[START INFORMATION SUPPLIED]
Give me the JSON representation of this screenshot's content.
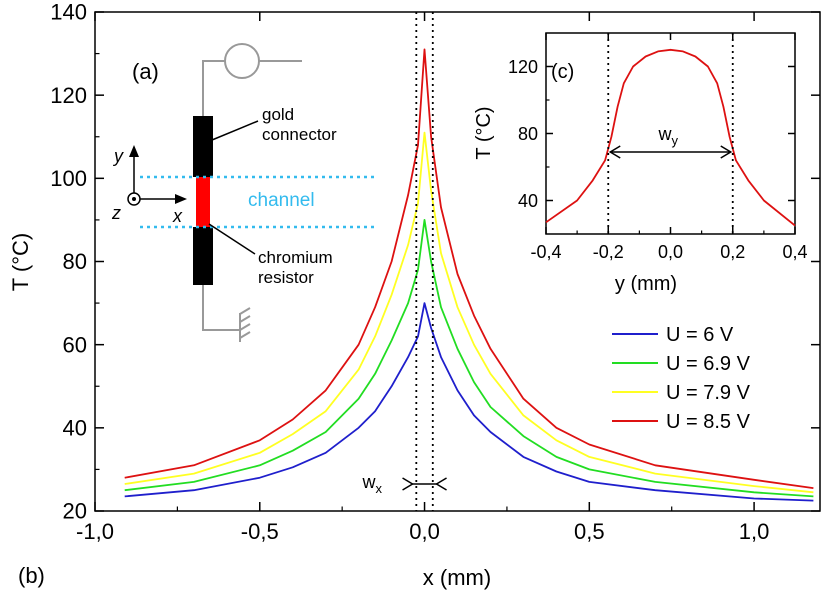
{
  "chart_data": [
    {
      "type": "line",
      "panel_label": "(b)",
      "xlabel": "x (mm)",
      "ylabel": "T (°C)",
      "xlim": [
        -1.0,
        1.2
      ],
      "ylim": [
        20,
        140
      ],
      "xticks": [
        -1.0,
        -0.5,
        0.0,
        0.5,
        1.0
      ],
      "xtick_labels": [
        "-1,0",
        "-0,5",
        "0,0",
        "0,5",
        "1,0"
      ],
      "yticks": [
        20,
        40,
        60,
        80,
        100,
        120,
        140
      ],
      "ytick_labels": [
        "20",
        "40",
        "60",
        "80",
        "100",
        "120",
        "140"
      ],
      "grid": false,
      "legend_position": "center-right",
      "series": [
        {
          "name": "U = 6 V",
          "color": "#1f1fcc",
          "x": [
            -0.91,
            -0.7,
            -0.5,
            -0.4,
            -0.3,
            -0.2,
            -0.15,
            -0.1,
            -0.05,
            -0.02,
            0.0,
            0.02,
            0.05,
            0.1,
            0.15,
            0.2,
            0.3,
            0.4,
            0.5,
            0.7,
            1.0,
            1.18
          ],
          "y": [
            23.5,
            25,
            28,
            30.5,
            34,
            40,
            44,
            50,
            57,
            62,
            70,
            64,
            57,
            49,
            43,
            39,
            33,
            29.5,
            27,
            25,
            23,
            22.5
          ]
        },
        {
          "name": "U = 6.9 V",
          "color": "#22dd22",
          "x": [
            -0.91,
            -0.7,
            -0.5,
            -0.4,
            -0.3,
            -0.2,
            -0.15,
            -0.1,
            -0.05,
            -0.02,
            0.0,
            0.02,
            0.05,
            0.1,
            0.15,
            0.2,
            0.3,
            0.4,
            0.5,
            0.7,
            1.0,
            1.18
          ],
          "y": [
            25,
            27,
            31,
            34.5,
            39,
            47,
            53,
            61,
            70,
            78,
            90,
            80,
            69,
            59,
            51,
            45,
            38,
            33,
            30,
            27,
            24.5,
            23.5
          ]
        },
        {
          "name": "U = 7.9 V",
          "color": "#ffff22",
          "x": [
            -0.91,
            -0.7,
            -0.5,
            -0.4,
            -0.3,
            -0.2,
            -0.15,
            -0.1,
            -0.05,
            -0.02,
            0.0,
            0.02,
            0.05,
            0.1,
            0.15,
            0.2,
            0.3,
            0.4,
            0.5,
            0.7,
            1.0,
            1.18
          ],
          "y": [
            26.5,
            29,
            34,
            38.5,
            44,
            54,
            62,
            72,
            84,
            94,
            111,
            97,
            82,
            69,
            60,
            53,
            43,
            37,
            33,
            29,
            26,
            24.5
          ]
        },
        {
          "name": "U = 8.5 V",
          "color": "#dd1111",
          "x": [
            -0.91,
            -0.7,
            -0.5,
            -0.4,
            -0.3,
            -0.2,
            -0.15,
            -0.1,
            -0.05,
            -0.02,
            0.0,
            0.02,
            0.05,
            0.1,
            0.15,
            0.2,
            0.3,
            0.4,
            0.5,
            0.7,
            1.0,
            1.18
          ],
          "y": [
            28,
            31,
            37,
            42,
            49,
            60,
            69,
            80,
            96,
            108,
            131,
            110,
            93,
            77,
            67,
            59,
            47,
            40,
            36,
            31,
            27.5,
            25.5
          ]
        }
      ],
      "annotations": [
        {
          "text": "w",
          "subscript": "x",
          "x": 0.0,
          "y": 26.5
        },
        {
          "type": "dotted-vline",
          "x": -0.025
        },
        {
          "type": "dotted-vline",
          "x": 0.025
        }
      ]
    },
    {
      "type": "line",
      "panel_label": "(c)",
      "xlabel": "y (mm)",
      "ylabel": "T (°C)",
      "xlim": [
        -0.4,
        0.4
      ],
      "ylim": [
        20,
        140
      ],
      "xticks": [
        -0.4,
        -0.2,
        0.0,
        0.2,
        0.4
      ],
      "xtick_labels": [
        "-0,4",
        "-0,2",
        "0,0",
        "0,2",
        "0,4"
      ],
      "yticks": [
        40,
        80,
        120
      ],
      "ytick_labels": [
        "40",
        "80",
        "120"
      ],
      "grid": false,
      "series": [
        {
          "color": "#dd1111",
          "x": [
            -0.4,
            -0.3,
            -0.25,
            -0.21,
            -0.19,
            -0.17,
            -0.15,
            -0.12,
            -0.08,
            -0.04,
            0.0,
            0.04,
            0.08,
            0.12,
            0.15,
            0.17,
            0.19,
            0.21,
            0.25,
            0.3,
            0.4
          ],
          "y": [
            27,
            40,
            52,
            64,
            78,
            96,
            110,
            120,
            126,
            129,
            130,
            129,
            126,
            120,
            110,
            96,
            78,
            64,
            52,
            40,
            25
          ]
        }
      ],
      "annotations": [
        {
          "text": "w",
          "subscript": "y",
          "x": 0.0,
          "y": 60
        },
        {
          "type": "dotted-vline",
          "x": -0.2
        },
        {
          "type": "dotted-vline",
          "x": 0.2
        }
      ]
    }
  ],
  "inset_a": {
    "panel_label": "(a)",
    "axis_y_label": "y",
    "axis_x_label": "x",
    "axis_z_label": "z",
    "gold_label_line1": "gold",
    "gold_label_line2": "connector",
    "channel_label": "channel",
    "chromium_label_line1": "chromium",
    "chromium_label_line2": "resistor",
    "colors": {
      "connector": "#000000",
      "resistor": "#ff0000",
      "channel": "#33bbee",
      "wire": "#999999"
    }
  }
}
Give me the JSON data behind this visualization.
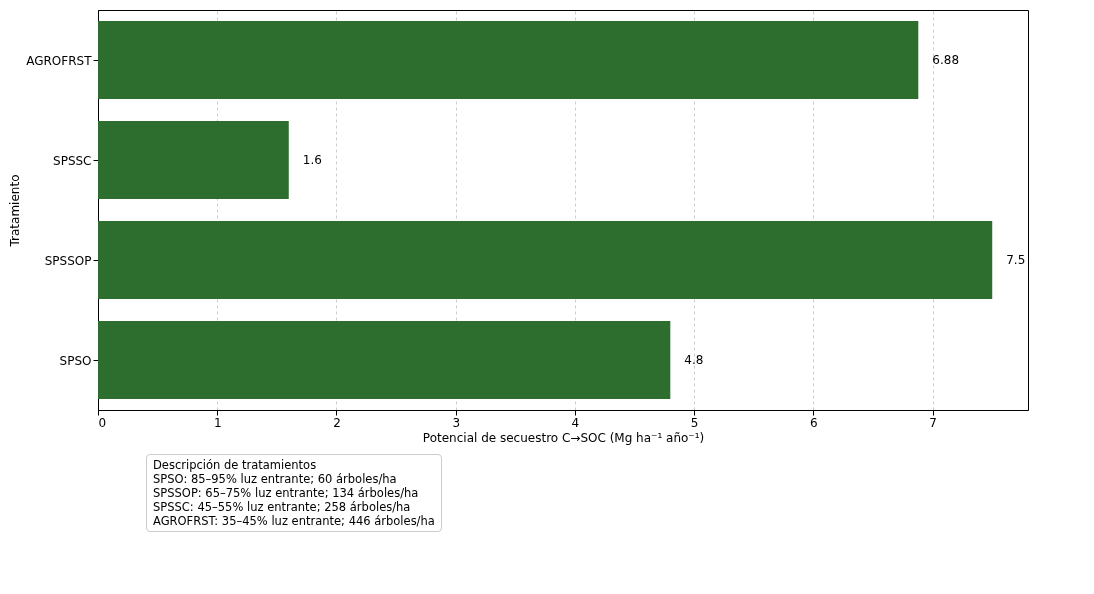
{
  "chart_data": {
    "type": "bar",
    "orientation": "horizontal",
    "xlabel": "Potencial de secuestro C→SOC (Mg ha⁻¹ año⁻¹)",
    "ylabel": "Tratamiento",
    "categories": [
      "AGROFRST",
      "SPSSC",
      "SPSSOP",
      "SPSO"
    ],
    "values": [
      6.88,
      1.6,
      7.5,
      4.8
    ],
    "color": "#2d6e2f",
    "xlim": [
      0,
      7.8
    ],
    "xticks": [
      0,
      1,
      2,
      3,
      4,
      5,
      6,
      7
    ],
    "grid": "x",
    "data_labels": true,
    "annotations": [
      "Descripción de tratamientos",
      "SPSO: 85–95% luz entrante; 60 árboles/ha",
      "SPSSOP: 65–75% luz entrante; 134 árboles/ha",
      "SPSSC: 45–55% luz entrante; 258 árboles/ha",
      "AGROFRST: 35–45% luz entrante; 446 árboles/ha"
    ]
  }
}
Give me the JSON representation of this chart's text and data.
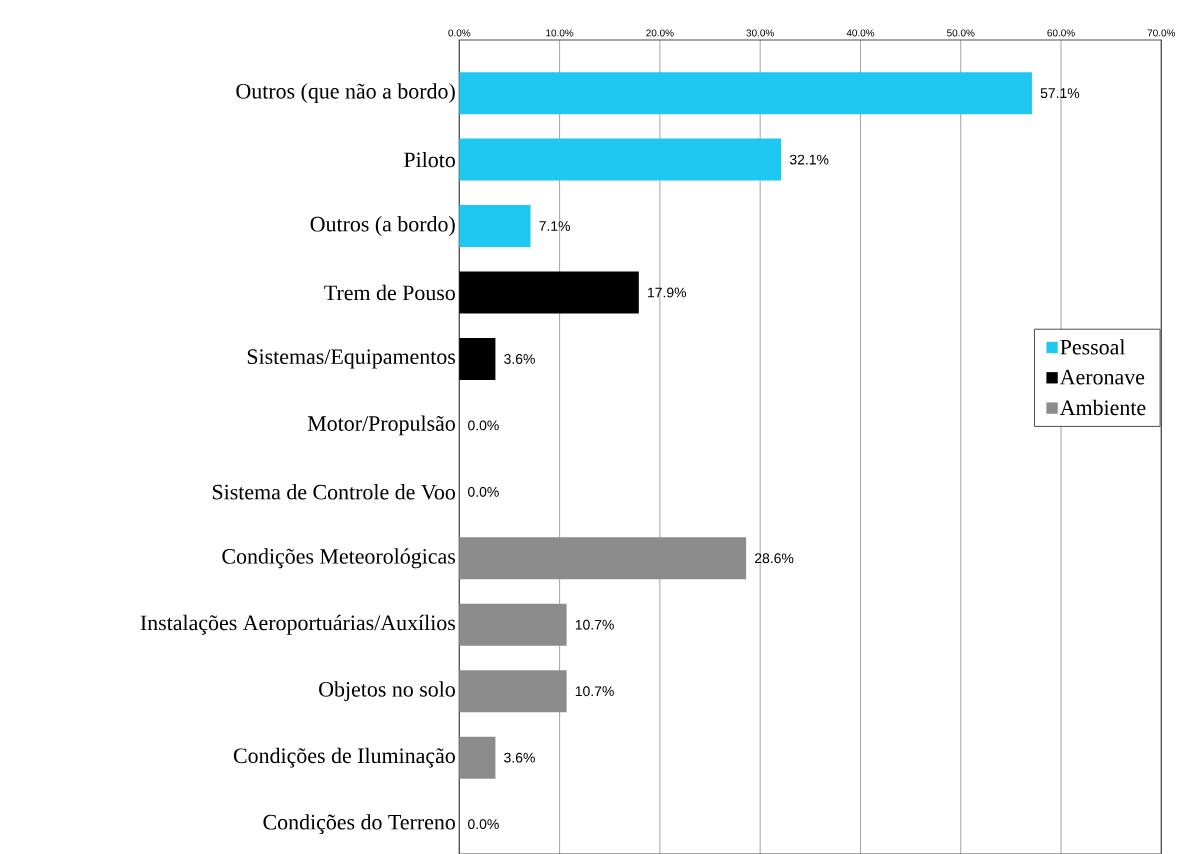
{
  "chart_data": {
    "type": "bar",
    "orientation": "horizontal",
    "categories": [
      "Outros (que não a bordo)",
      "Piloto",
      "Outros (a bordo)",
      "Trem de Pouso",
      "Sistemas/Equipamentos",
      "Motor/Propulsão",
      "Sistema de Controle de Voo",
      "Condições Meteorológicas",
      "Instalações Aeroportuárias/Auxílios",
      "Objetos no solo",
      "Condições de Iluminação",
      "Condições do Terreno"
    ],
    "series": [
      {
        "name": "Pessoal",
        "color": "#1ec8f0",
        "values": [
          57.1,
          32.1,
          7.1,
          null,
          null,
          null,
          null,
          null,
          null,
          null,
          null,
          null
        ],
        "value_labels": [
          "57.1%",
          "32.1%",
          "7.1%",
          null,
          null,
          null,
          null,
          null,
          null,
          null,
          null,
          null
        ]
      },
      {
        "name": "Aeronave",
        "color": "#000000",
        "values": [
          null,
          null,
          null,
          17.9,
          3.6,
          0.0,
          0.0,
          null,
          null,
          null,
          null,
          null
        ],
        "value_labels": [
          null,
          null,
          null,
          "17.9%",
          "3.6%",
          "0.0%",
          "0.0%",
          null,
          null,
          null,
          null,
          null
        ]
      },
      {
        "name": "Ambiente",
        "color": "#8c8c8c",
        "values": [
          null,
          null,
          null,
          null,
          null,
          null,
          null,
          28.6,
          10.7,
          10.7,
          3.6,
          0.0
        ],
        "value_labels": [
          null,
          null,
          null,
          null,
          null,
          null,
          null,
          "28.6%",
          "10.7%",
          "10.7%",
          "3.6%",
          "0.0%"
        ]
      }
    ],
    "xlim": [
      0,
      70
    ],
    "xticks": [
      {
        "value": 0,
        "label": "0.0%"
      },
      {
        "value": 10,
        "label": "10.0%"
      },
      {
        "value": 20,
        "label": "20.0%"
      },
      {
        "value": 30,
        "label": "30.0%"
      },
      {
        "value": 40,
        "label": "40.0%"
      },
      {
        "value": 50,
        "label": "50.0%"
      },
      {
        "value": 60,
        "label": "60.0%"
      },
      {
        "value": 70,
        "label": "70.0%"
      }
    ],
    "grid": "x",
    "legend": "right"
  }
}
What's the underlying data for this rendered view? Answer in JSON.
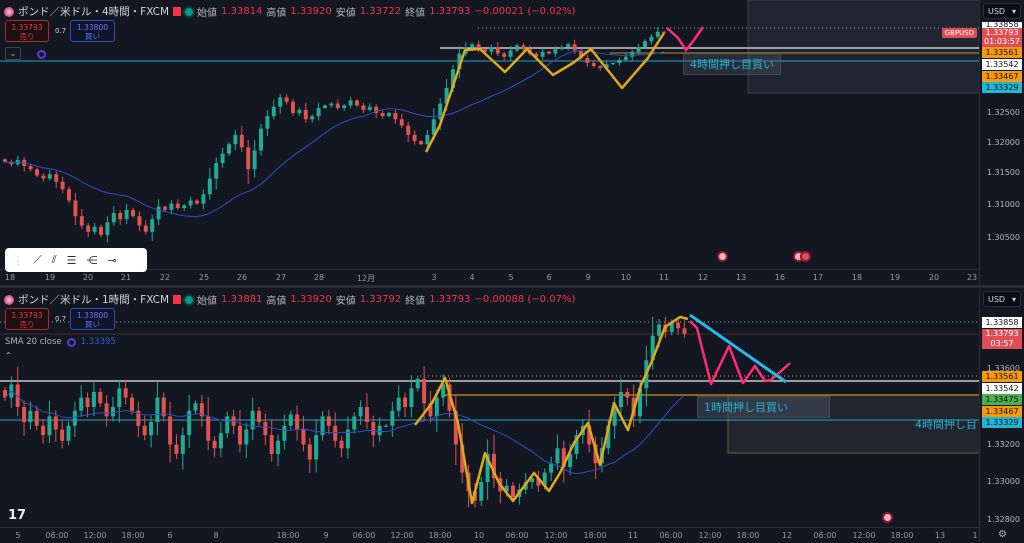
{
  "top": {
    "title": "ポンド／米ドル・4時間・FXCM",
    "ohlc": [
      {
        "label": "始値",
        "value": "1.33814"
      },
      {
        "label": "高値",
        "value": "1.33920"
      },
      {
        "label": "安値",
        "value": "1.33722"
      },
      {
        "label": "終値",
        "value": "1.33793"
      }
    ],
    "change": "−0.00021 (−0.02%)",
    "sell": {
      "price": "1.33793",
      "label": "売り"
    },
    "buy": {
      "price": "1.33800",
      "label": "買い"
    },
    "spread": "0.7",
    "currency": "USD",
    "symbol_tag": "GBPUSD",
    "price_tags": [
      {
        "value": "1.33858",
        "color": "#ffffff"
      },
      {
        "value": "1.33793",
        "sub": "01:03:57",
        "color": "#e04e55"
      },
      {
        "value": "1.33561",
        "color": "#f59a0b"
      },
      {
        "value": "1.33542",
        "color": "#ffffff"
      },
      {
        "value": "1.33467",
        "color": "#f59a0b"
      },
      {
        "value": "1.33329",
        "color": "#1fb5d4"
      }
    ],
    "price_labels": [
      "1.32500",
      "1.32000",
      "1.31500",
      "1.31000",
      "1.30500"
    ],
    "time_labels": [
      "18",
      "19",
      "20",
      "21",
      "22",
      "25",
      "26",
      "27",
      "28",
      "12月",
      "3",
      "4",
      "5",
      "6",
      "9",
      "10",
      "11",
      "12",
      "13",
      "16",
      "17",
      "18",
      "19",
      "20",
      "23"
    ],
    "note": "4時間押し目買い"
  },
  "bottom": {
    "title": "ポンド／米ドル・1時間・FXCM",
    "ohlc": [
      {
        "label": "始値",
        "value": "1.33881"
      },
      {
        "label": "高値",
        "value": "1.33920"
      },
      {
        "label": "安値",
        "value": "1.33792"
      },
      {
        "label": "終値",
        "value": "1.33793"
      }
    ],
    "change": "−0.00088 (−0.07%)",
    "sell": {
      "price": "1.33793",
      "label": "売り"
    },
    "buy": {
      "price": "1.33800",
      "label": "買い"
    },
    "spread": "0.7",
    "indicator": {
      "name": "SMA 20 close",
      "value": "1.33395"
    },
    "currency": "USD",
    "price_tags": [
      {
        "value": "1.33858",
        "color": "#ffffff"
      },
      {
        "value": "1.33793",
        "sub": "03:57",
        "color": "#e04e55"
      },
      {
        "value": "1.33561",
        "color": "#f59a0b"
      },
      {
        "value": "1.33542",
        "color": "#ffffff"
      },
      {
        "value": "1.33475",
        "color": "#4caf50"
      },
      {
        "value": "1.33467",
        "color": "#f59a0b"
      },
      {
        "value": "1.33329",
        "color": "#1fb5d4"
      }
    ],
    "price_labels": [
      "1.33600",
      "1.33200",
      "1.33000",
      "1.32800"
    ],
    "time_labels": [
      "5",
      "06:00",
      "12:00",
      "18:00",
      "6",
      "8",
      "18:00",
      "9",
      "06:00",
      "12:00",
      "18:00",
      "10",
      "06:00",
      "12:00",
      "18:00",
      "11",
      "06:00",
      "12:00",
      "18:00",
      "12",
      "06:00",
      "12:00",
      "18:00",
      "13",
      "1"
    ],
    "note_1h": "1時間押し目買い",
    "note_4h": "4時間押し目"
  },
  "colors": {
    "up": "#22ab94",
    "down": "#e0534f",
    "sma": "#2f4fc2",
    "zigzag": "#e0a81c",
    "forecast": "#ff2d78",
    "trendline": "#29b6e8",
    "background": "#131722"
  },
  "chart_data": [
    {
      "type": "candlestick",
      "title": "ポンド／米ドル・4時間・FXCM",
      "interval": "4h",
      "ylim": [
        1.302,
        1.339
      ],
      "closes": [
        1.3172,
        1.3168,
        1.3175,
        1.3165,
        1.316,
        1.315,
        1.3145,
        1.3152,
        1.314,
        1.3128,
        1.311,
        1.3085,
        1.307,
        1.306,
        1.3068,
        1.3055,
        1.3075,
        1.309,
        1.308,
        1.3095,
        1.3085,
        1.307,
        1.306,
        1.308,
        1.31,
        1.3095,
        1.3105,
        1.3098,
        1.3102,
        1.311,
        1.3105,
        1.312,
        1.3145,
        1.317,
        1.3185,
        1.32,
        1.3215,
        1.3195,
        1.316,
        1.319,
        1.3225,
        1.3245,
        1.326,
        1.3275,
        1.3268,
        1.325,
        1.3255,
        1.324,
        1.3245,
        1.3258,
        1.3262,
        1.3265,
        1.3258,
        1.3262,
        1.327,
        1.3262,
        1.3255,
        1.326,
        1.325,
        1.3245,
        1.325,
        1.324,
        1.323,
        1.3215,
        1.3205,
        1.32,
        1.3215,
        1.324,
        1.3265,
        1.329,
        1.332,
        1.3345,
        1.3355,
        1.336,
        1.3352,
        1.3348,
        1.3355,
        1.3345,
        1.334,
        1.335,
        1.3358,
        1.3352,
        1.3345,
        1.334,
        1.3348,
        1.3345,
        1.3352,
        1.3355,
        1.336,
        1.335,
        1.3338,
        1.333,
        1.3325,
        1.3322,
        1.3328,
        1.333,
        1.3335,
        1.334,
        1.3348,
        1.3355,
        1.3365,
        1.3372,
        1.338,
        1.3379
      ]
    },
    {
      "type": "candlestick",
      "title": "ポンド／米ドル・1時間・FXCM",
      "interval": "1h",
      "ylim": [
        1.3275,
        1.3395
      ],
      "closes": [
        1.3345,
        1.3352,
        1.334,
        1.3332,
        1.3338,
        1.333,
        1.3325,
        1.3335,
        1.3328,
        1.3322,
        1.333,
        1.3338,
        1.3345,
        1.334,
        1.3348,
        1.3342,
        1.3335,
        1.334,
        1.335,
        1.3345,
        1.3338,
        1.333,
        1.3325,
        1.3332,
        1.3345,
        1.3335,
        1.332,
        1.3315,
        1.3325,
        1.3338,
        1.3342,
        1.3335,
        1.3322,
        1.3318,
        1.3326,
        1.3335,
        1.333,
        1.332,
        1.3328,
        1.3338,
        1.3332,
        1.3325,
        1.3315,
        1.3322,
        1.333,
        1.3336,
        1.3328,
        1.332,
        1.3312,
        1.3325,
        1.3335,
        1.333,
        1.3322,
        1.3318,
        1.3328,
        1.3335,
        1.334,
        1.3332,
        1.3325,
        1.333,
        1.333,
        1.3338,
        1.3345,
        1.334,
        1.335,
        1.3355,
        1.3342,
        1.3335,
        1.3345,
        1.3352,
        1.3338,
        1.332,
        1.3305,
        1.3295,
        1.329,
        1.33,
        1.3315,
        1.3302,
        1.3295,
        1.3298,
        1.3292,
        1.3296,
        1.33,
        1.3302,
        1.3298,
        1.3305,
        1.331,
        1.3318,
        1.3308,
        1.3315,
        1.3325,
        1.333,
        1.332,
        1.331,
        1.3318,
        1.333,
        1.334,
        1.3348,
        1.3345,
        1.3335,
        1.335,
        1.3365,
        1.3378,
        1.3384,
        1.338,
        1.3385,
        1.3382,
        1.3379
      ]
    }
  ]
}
[END INFORMATION SUPPLIED]
Extract every line from the records above that contains the word "Condições".

      "Condições Meteorológicas",
      "Condições de Iluminação",
      "Condições do Terreno"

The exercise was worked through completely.